◆ **Given request**: Reproduce the records below in full and word for word, excluding pictures.

——

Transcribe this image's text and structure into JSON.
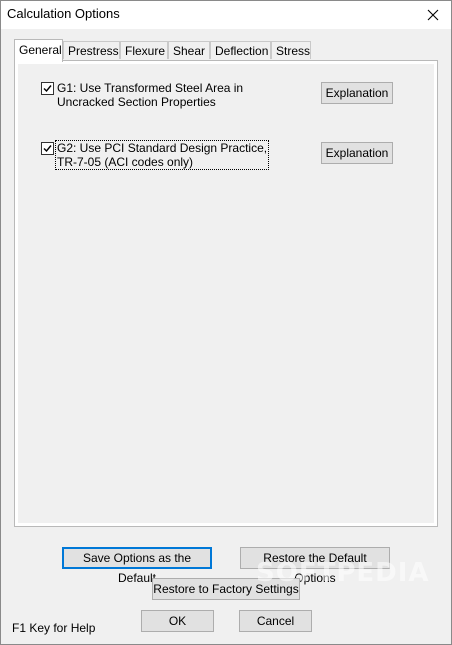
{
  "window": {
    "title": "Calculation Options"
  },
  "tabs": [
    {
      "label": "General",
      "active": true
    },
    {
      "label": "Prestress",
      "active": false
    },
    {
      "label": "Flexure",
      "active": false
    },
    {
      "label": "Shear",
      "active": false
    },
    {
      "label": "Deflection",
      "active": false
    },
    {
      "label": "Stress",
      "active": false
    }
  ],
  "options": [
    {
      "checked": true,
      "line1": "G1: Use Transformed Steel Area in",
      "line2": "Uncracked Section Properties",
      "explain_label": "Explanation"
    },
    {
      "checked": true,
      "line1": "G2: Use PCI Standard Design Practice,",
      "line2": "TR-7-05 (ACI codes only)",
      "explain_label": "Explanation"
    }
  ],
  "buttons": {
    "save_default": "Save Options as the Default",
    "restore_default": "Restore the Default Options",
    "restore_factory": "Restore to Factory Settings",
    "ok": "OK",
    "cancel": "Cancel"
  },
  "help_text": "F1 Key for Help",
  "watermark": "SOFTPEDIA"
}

——

◆ **Solution for this task**:
Transcribe this image's text and structure into JSON.
{
  "window": {
    "title": "Calculation Options"
  },
  "tabs": [
    {
      "label": "General",
      "active": true
    },
    {
      "label": "Prestress",
      "active": false
    },
    {
      "label": "Flexure",
      "active": false
    },
    {
      "label": "Shear",
      "active": false
    },
    {
      "label": "Deflection",
      "active": false
    },
    {
      "label": "Stress",
      "active": false
    }
  ],
  "options": [
    {
      "checked": true,
      "line1": "G1: Use Transformed Steel Area in",
      "line2": "Uncracked Section Properties",
      "explain_label": "Explanation"
    },
    {
      "checked": true,
      "line1": "G2: Use PCI Standard Design Practice,",
      "line2": "TR-7-05 (ACI codes only)",
      "explain_label": "Explanation"
    }
  ],
  "buttons": {
    "save_default": "Save Options as the Default",
    "restore_default": "Restore the Default Options",
    "restore_factory": "Restore to Factory Settings",
    "ok": "OK",
    "cancel": "Cancel"
  },
  "help_text": "F1 Key for Help",
  "watermark": "SOFTPEDIA"
}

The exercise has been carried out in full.